> [What is needed]: Write the data out again, character for character, with no images.
━━ Records provided ━━
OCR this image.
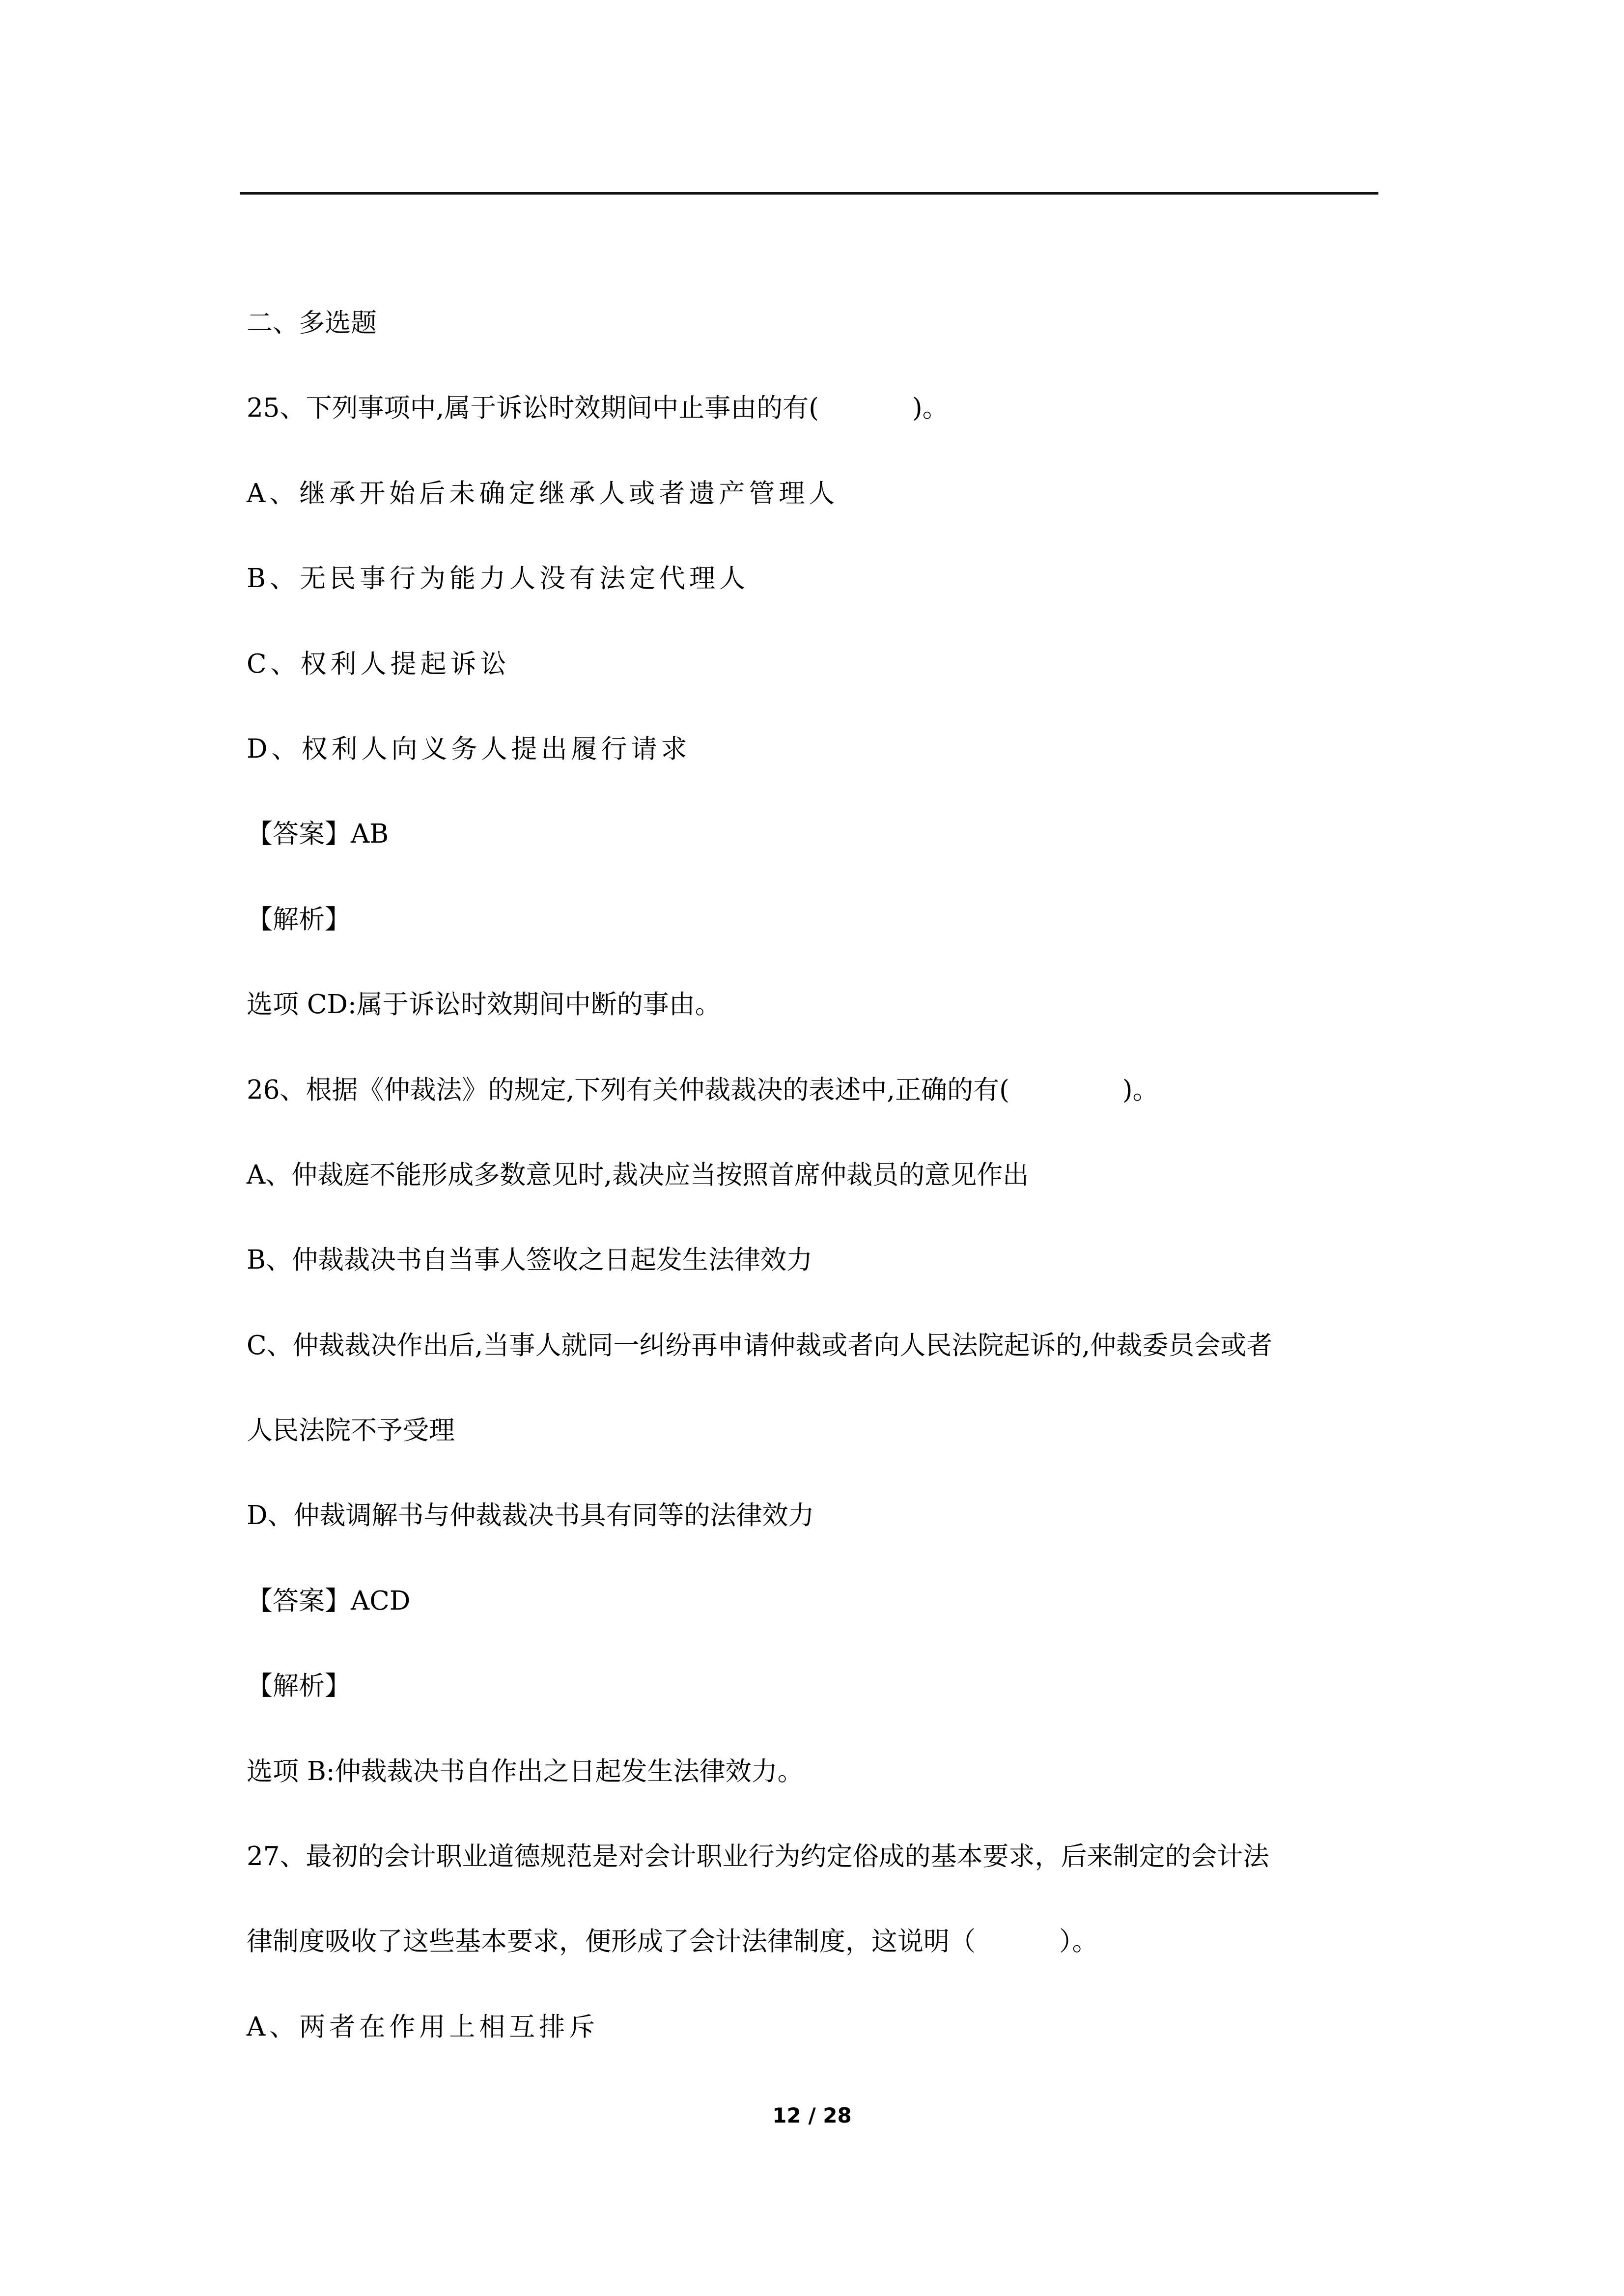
二、多选题
25、下列事项中,属于诉讼时效期间中止事由的有(	)。
A、继承开始后未确定继承人或者遗产管理人
B、无民事行为能力人没有法定代理人
C、权利人提起诉讼
D、权利人向义务人提出履行请求
【答案】AB
【解析】
选项 CD:属于诉讼时效期间中断的事由。
26、根据《仲裁法》的规定,下列有关仲裁裁决的表述中,正确的有(	)。
A、仲裁庭不能形成多数意见时,裁决应当按照首席仲裁员的意见作出
B、仲裁裁决书自当事人签收之日起发生法律效力
C、仲裁裁决作出后,当事人就同一纠纷再申请仲裁或者向人民法院起诉的,仲裁委员会或者
人民法院不予受理
D、仲裁调解书与仲裁裁决书具有同等的法律效力
【答案】ACD
【解析】
选项 B:仲裁裁决书自作出之日起发生法律效力。
27、最初的会计职业道德规范是对会计职业行为约定俗成的基本要求，后来制定的会计法
律制度吸收了这些基本要求，便形成了会计法律制度，这说明（	）。
A、两者在作用上相互排斥
12 / 28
━━━
> [Output of the exercise]:
OCR this image.
二、多选题
25、下列事项中,属于诉讼时效期间中止事由的有(	)。
A、继承开始后未确定继承人或者遗产管理人
B、无民事行为能力人没有法定代理人
C、权利人提起诉讼
D、权利人向义务人提出履行请求
【答案】AB
【解析】
选项 CD:属于诉讼时效期间中断的事由。
26、根据《仲裁法》的规定,下列有关仲裁裁决的表述中,正确的有(	)。
A、仲裁庭不能形成多数意见时,裁决应当按照首席仲裁员的意见作出
B、仲裁裁决书自当事人签收之日起发生法律效力
C、仲裁裁决作出后,当事人就同一纠纷再申请仲裁或者向人民法院起诉的,仲裁委员会或者
人民法院不予受理
D、仲裁调解书与仲裁裁决书具有同等的法律效力
【答案】ACD
【解析】
选项 B:仲裁裁决书自作出之日起发生法律效力。
27、最初的会计职业道德规范是对会计职业行为约定俗成的基本要求，后来制定的会计法
律制度吸收了这些基本要求，便形成了会计法律制度，这说明（	）。
A、两者在作用上相互排斥
12 / 28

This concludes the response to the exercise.